Work instructions
Wherever the word "speed" appears in the entries, copy the whole line.

Dataset
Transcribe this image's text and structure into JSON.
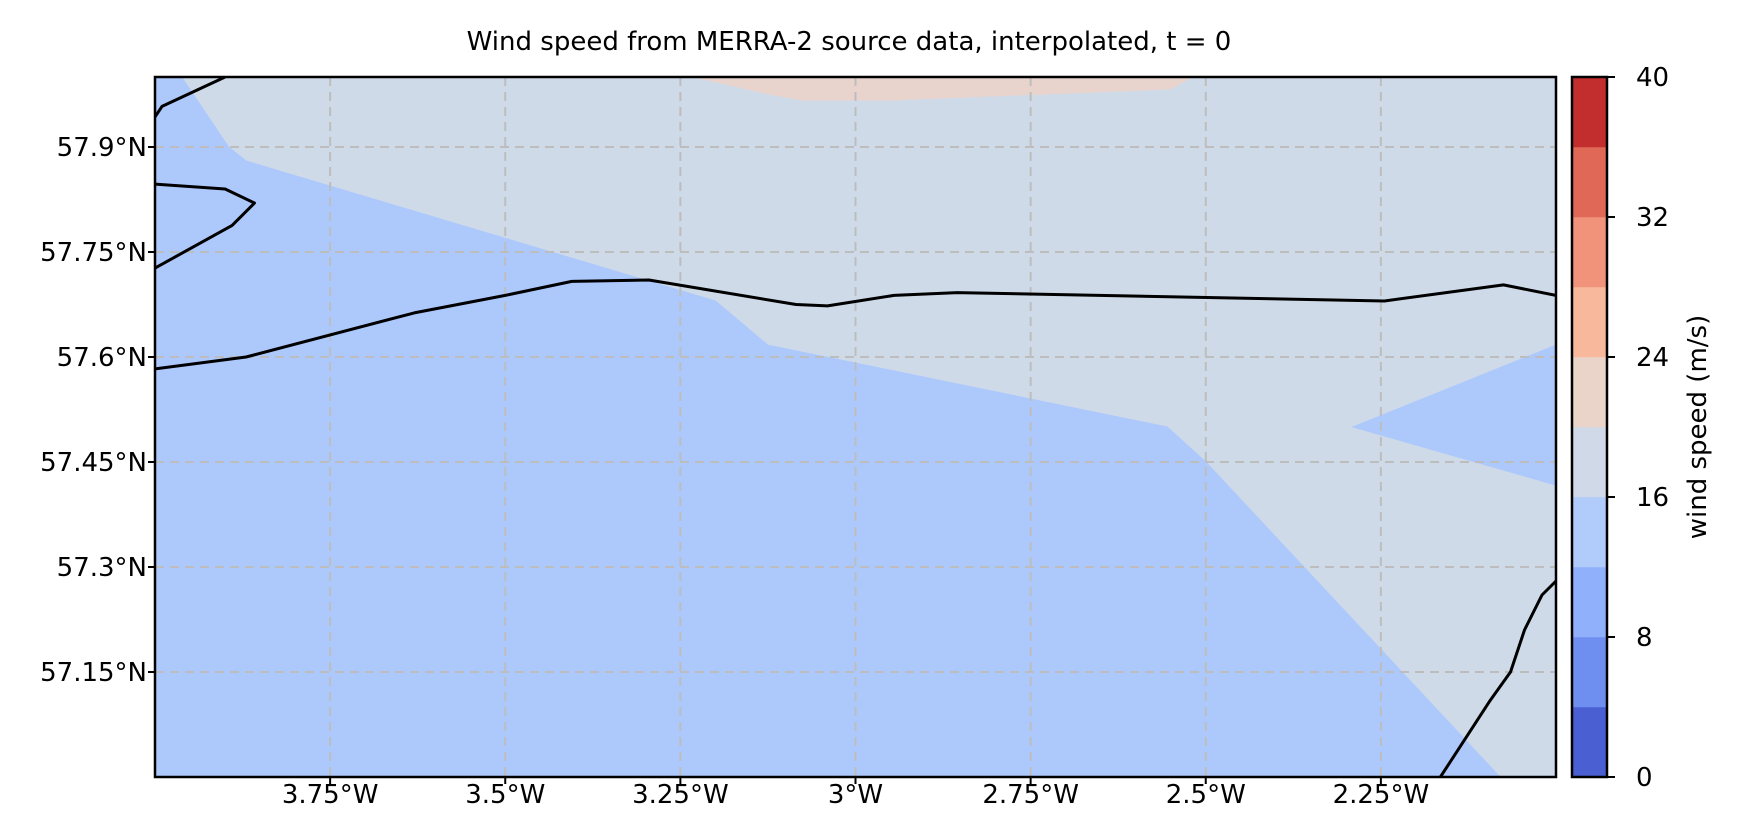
{
  "chart_data": {
    "type": "heatmap",
    "title": "Wind speed from MERRA-2 source data, interpolated, t = 0",
    "xlabel": "",
    "ylabel": "",
    "xlim": [
      -4.0,
      -2.0
    ],
    "ylim": [
      57.0,
      58.0
    ],
    "x_ticks": [
      -3.75,
      -3.5,
      -3.25,
      -3.0,
      -2.75,
      -2.5,
      -2.25
    ],
    "x_tick_labels": [
      "3.75°W",
      "3.5°W",
      "3.25°W",
      "3°W",
      "2.75°W",
      "2.5°W",
      "2.25°W"
    ],
    "y_ticks": [
      57.15,
      57.3,
      57.45,
      57.6,
      57.75,
      57.9
    ],
    "y_tick_labels": [
      "57.15°N",
      "57.3°N",
      "57.45°N",
      "57.6°N",
      "57.75°N",
      "57.9°N"
    ],
    "grid": true,
    "colorbar": {
      "label": "wind speed (m/s)",
      "levels": [
        0,
        4,
        8,
        12,
        16,
        20,
        24,
        28,
        32,
        36,
        40
      ],
      "colors": [
        "#4a5fd2",
        "#6f8ff0",
        "#91b0fb",
        "#b1cbfb",
        "#cfd9e8",
        "#ead4c9",
        "#f7b89c",
        "#f1937a",
        "#df6956",
        "#c22e2e"
      ],
      "ticks": [
        0,
        8,
        16,
        24,
        32,
        40
      ],
      "tick_labels": [
        "0",
        "8",
        "16",
        "24",
        "32",
        "40"
      ]
    },
    "regions": [
      {
        "band": "12-16 m/s",
        "color": "#adc9fc",
        "polygon": [
          [
            -4.0,
            57.0
          ],
          [
            -4.0,
            58.0
          ],
          [
            -3.962,
            58.0
          ],
          [
            -3.895,
            57.9
          ],
          [
            -3.87,
            57.88
          ],
          [
            -3.2,
            57.68
          ],
          [
            -3.125,
            57.617
          ],
          [
            -2.555,
            57.5
          ],
          [
            -2.5,
            57.45
          ],
          [
            -2.08,
            57.0
          ]
        ]
      },
      {
        "band": "12-16 m/s",
        "color": "#adc9fc",
        "polygon": [
          [
            -2.29,
            57.5
          ],
          [
            -2.0,
            57.617
          ],
          [
            -2.0,
            57.417
          ]
        ]
      },
      {
        "band": "20-24 m/s",
        "color": "#e8d4cd",
        "polygon": [
          [
            -3.23,
            58.0
          ],
          [
            -2.52,
            58.0
          ],
          [
            -2.55,
            57.983
          ],
          [
            -2.95,
            57.967
          ],
          [
            -3.075,
            57.967
          ],
          [
            -3.12,
            57.975
          ]
        ]
      }
    ],
    "coastlines": [
      [
        [
          -4.0,
          57.583
        ],
        [
          -3.87,
          57.6
        ],
        [
          -3.63,
          57.663
        ],
        [
          -3.5,
          57.688
        ],
        [
          -3.405,
          57.708
        ],
        [
          -3.295,
          57.71
        ],
        [
          -3.085,
          57.675
        ],
        [
          -3.04,
          57.673
        ],
        [
          -2.945,
          57.688
        ],
        [
          -2.855,
          57.692
        ],
        [
          -2.245,
          57.68
        ],
        [
          -2.075,
          57.703
        ],
        [
          -2.0,
          57.688
        ]
      ],
      [
        [
          -4.0,
          57.727
        ],
        [
          -3.89,
          57.788
        ],
        [
          -3.858,
          57.82
        ],
        [
          -3.9,
          57.84
        ],
        [
          -4.0,
          57.847
        ]
      ],
      [
        [
          -4.0,
          57.943
        ],
        [
          -3.99,
          57.958
        ],
        [
          -3.9,
          58.0
        ]
      ],
      [
        [
          -2.165,
          57.0
        ],
        [
          -2.095,
          57.108
        ],
        [
          -2.065,
          57.15
        ],
        [
          -2.045,
          57.21
        ],
        [
          -2.02,
          57.26
        ],
        [
          -2.0,
          57.28
        ]
      ]
    ]
  }
}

Solution to this task
    "title": "Wind speed from MERRA-2 source data, interpolated, t = 0",
      "label": "wind speed (m/s)",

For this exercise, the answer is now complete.